--- Begin Items ---

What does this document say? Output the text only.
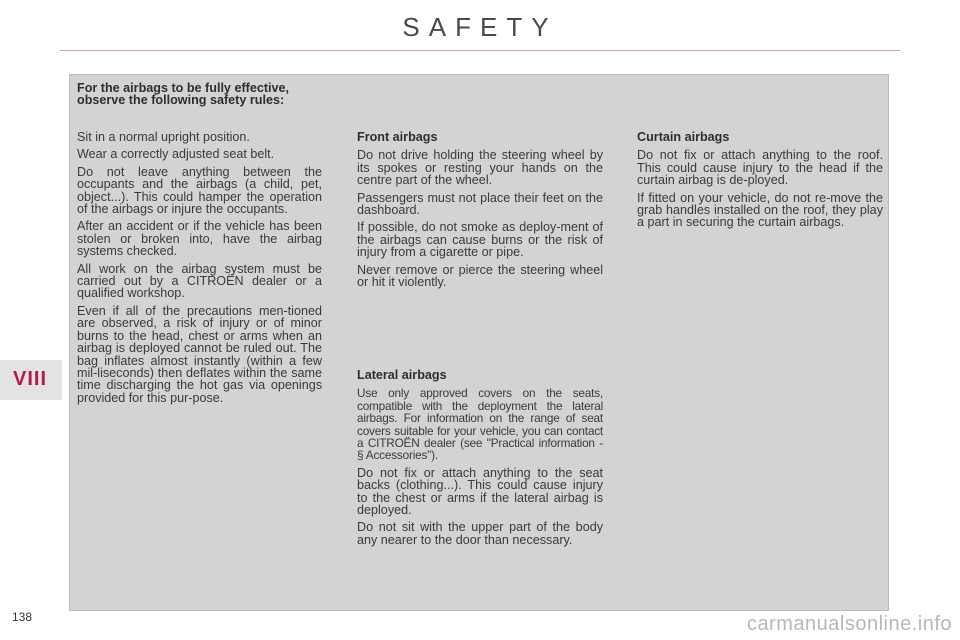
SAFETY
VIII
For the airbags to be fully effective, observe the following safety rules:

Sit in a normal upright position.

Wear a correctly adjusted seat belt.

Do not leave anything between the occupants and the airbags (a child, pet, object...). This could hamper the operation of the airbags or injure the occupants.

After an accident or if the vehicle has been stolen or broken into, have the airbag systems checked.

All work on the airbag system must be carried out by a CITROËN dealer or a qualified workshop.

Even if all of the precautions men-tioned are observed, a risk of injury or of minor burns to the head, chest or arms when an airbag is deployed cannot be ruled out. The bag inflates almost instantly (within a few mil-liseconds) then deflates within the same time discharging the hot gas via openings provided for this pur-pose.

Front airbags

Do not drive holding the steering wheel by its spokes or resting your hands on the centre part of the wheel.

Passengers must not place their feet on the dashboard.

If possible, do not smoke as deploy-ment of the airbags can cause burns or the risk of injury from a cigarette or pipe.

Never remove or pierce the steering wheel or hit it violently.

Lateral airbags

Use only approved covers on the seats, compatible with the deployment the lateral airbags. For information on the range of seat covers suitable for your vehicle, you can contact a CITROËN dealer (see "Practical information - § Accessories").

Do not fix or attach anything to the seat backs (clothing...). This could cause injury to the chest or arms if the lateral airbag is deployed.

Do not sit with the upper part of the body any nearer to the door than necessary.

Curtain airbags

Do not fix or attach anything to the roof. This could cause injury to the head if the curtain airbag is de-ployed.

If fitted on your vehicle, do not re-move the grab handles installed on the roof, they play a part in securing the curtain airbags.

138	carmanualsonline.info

--- End Items ---
--- Begin Items ---

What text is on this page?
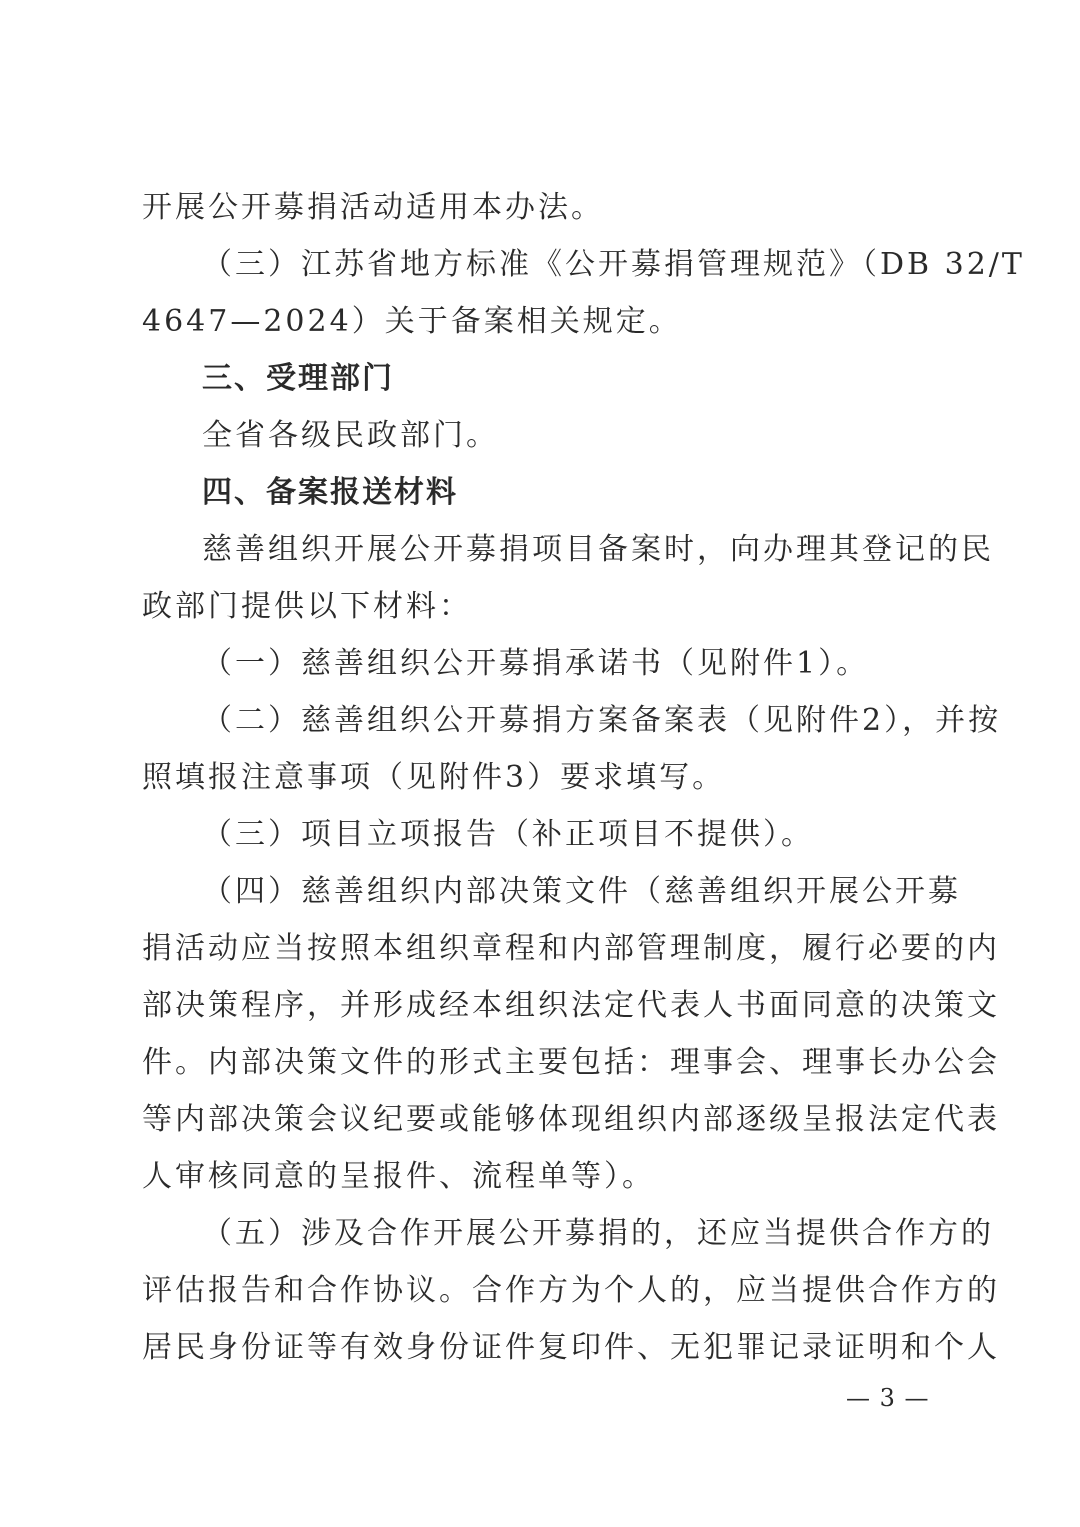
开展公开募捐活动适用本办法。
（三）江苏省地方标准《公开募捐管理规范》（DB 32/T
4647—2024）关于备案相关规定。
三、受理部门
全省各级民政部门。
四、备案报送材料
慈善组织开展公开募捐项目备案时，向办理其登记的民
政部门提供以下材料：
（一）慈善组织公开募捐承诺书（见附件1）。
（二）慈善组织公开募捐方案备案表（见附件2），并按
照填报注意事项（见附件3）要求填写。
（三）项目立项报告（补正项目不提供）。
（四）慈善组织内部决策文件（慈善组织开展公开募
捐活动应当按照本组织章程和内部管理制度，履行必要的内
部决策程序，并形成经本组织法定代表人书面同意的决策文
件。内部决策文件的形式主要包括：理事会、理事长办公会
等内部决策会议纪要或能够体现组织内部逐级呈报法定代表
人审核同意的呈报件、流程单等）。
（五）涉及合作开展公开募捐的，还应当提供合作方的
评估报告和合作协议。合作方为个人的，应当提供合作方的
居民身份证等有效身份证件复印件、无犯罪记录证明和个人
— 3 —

--- End Items ---

Copy each line of the data above that holds "What".

Solution to this task
What does this document say? Output the text only.
What text is on this page?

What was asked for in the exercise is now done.